# What is asked
Below is a listing to write out in full, exactly as given, without its pictures.

# Extracts from a graphics dataset
----

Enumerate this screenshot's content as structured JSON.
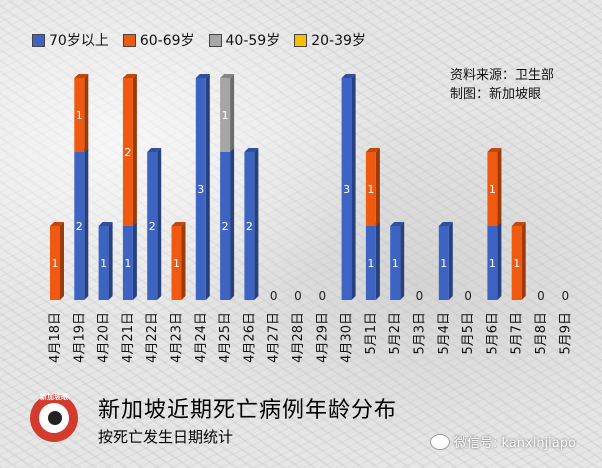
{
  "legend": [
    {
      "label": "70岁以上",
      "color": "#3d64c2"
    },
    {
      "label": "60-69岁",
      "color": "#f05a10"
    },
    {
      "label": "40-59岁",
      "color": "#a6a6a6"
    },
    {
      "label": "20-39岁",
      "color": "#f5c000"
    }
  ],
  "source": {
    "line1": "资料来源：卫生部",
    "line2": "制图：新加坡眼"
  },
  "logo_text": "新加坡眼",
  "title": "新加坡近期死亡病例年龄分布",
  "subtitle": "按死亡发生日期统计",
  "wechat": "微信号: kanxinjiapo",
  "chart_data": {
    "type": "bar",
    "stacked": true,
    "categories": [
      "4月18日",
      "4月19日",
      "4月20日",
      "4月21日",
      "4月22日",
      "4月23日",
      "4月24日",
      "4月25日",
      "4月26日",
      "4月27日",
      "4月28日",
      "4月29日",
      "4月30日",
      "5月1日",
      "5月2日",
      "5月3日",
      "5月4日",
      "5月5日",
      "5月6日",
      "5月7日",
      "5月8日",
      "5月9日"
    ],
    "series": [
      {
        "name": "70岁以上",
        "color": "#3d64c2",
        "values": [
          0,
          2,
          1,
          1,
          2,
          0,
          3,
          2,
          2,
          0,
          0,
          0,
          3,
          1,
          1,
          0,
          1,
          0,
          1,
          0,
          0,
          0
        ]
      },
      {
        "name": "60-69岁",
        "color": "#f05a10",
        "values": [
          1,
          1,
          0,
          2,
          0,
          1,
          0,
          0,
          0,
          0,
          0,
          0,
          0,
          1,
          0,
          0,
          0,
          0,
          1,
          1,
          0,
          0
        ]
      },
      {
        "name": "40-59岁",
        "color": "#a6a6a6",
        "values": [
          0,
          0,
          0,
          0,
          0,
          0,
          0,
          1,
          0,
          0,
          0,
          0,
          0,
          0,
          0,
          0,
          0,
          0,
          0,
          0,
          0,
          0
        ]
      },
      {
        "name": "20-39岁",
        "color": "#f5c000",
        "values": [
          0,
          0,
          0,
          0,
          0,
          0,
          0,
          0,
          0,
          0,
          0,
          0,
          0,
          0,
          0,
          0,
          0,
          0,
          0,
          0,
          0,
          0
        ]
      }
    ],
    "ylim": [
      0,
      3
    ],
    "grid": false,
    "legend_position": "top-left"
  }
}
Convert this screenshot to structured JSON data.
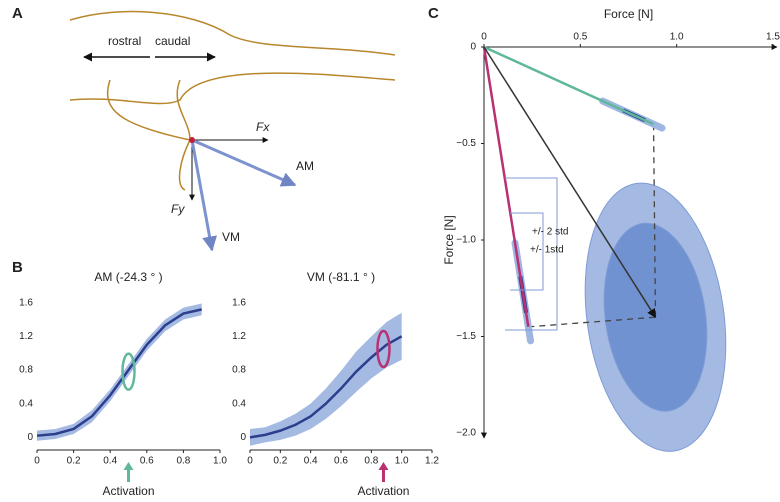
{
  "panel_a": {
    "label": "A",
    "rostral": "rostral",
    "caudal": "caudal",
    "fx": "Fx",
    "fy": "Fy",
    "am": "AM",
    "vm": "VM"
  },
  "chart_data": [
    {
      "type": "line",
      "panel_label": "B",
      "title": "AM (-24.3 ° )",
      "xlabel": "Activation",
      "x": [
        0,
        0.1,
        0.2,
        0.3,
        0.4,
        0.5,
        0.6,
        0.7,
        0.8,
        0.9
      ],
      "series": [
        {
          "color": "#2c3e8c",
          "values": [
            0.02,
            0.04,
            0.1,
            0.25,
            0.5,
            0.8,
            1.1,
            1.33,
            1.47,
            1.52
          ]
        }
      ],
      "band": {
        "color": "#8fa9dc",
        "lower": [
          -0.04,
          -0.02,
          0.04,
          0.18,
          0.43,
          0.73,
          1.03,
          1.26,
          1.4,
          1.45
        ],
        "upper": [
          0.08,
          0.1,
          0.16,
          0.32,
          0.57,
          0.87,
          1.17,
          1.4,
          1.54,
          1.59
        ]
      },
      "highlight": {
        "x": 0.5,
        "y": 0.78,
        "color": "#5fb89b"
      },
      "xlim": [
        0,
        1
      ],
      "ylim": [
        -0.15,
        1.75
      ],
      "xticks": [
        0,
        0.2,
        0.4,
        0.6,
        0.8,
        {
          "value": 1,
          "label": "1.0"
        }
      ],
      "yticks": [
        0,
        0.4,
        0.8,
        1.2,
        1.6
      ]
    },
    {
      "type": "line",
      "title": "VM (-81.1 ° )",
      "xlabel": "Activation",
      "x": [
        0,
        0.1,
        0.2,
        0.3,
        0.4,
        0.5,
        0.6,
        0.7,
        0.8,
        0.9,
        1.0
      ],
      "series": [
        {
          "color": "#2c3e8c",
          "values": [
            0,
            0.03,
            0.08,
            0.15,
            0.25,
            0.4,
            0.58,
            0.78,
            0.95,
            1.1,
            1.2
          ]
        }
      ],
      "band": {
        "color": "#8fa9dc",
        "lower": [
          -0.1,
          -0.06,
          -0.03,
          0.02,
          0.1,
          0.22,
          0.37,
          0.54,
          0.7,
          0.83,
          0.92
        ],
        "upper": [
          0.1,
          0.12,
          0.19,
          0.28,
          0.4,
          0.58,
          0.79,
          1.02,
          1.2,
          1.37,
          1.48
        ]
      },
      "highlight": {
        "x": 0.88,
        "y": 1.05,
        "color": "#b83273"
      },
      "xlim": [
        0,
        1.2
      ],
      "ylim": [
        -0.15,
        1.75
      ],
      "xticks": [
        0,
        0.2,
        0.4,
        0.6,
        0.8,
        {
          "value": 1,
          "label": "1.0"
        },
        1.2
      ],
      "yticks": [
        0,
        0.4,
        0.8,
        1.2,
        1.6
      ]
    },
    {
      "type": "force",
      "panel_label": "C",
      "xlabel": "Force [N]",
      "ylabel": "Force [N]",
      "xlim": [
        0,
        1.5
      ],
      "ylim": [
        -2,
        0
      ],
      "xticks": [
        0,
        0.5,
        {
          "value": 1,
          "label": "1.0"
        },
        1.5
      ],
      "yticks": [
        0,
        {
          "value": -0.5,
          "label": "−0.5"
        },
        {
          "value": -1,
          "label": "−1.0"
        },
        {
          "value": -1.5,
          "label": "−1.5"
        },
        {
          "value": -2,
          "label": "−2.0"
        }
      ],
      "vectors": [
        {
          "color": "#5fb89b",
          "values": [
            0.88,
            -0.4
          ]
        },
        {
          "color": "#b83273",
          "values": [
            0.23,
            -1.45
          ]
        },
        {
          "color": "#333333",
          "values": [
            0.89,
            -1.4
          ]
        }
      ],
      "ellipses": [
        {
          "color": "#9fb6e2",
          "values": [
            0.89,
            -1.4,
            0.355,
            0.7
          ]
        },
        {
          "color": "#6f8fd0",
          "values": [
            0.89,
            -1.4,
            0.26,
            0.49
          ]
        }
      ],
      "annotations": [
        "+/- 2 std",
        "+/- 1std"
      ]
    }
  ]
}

----

# Answer for this exercise
Enumerate this screenshot's content as structured JSON.
{
  "legend": [
    {
      "label": "70岁以上",
      "color": "#3d64c2"
    },
    {
      "label": "60-69岁",
      "color": "#f05a10"
    },
    {
      "label": "40-59岁",
      "color": "#a6a6a6"
    },
    {
      "label": "20-39岁",
      "color": "#f5c000"
    }
  ],
  "source": {
    "line1": "资料来源：卫生部",
    "line2": "制图：新加坡眼"
  },
  "logo_text": "新加坡眼",
  "title": "新加坡近期死亡病例年龄分布",
  "subtitle": "按死亡发生日期统计",
  "wechat": "微信号: kanxinjiapo",
  "chart_data": {
    "type": "bar",
    "stacked": true,
    "categories": [
      "4月18日",
      "4月19日",
      "4月20日",
      "4月21日",
      "4月22日",
      "4月23日",
      "4月24日",
      "4月25日",
      "4月26日",
      "4月27日",
      "4月28日",
      "4月29日",
      "4月30日",
      "5月1日",
      "5月2日",
      "5月3日",
      "5月4日",
      "5月5日",
      "5月6日",
      "5月7日",
      "5月8日",
      "5月9日"
    ],
    "series": [
      {
        "name": "70岁以上",
        "color": "#3d64c2",
        "values": [
          0,
          2,
          1,
          1,
          2,
          0,
          3,
          2,
          2,
          0,
          0,
          0,
          3,
          1,
          1,
          0,
          1,
          0,
          1,
          0,
          0,
          0
        ]
      },
      {
        "name": "60-69岁",
        "color": "#f05a10",
        "values": [
          1,
          1,
          0,
          2,
          0,
          1,
          0,
          0,
          0,
          0,
          0,
          0,
          0,
          1,
          0,
          0,
          0,
          0,
          1,
          1,
          0,
          0
        ]
      },
      {
        "name": "40-59岁",
        "color": "#a6a6a6",
        "values": [
          0,
          0,
          0,
          0,
          0,
          0,
          0,
          1,
          0,
          0,
          0,
          0,
          0,
          0,
          0,
          0,
          0,
          0,
          0,
          0,
          0,
          0
        ]
      },
      {
        "name": "20-39岁",
        "color": "#f5c000",
        "values": [
          0,
          0,
          0,
          0,
          0,
          0,
          0,
          0,
          0,
          0,
          0,
          0,
          0,
          0,
          0,
          0,
          0,
          0,
          0,
          0,
          0,
          0
        ]
      }
    ],
    "ylim": [
      0,
      3
    ],
    "grid": false,
    "legend_position": "top-left"
  }
}
Convert this screenshot to structured JSON data.
{
  "panel_a": {
    "label": "A",
    "rostral": "rostral",
    "caudal": "caudal",
    "fx": "Fx",
    "fy": "Fy",
    "am": "AM",
    "vm": "VM"
  },
  "chart_data": [
    {
      "type": "line",
      "panel_label": "B",
      "title": "AM (-24.3 ° )",
      "xlabel": "Activation",
      "x": [
        0,
        0.1,
        0.2,
        0.3,
        0.4,
        0.5,
        0.6,
        0.7,
        0.8,
        0.9
      ],
      "series": [
        {
          "color": "#2c3e8c",
          "values": [
            0.02,
            0.04,
            0.1,
            0.25,
            0.5,
            0.8,
            1.1,
            1.33,
            1.47,
            1.52
          ]
        }
      ],
      "band": {
        "color": "#8fa9dc",
        "lower": [
          -0.04,
          -0.02,
          0.04,
          0.18,
          0.43,
          0.73,
          1.03,
          1.26,
          1.4,
          1.45
        ],
        "upper": [
          0.08,
          0.1,
          0.16,
          0.32,
          0.57,
          0.87,
          1.17,
          1.4,
          1.54,
          1.59
        ]
      },
      "highlight": {
        "x": 0.5,
        "y": 0.78,
        "color": "#5fb89b"
      },
      "xlim": [
        0,
        1
      ],
      "ylim": [
        -0.15,
        1.75
      ],
      "xticks": [
        0,
        0.2,
        0.4,
        0.6,
        0.8,
        {
          "value": 1,
          "label": "1.0"
        }
      ],
      "yticks": [
        0,
        0.4,
        0.8,
        1.2,
        1.6
      ]
    },
    {
      "type": "line",
      "title": "VM (-81.1 ° )",
      "xlabel": "Activation",
      "x": [
        0,
        0.1,
        0.2,
        0.3,
        0.4,
        0.5,
        0.6,
        0.7,
        0.8,
        0.9,
        1.0
      ],
      "series": [
        {
          "color": "#2c3e8c",
          "values": [
            0,
            0.03,
            0.08,
            0.15,
            0.25,
            0.4,
            0.58,
            0.78,
            0.95,
            1.1,
            1.2
          ]
        }
      ],
      "band": {
        "color": "#8fa9dc",
        "lower": [
          -0.1,
          -0.06,
          -0.03,
          0.02,
          0.1,
          0.22,
          0.37,
          0.54,
          0.7,
          0.83,
          0.92
        ],
        "upper": [
          0.1,
          0.12,
          0.19,
          0.28,
          0.4,
          0.58,
          0.79,
          1.02,
          1.2,
          1.37,
          1.48
        ]
      },
      "highlight": {
        "x": 0.88,
        "y": 1.05,
        "color": "#b83273"
      },
      "xlim": [
        0,
        1.2
      ],
      "ylim": [
        -0.15,
        1.75
      ],
      "xticks": [
        0,
        0.2,
        0.4,
        0.6,
        0.8,
        {
          "value": 1,
          "label": "1.0"
        },
        1.2
      ],
      "yticks": [
        0,
        0.4,
        0.8,
        1.2,
        1.6
      ]
    },
    {
      "type": "force",
      "panel_label": "C",
      "xlabel": "Force [N]",
      "ylabel": "Force [N]",
      "xlim": [
        0,
        1.5
      ],
      "ylim": [
        -2,
        0
      ],
      "xticks": [
        0,
        0.5,
        {
          "value": 1,
          "label": "1.0"
        },
        1.5
      ],
      "yticks": [
        0,
        {
          "value": -0.5,
          "label": "−0.5"
        },
        {
          "value": -1,
          "label": "−1.0"
        },
        {
          "value": -1.5,
          "label": "−1.5"
        },
        {
          "value": -2,
          "label": "−2.0"
        }
      ],
      "vectors": [
        {
          "color": "#5fb89b",
          "values": [
            0.88,
            -0.4
          ]
        },
        {
          "color": "#b83273",
          "values": [
            0.23,
            -1.45
          ]
        },
        {
          "color": "#333333",
          "values": [
            0.89,
            -1.4
          ]
        }
      ],
      "ellipses": [
        {
          "color": "#9fb6e2",
          "values": [
            0.89,
            -1.4,
            0.355,
            0.7
          ]
        },
        {
          "color": "#6f8fd0",
          "values": [
            0.89,
            -1.4,
            0.26,
            0.49
          ]
        }
      ],
      "annotations": [
        "+/- 2 std",
        "+/- 1std"
      ]
    }
  ]
}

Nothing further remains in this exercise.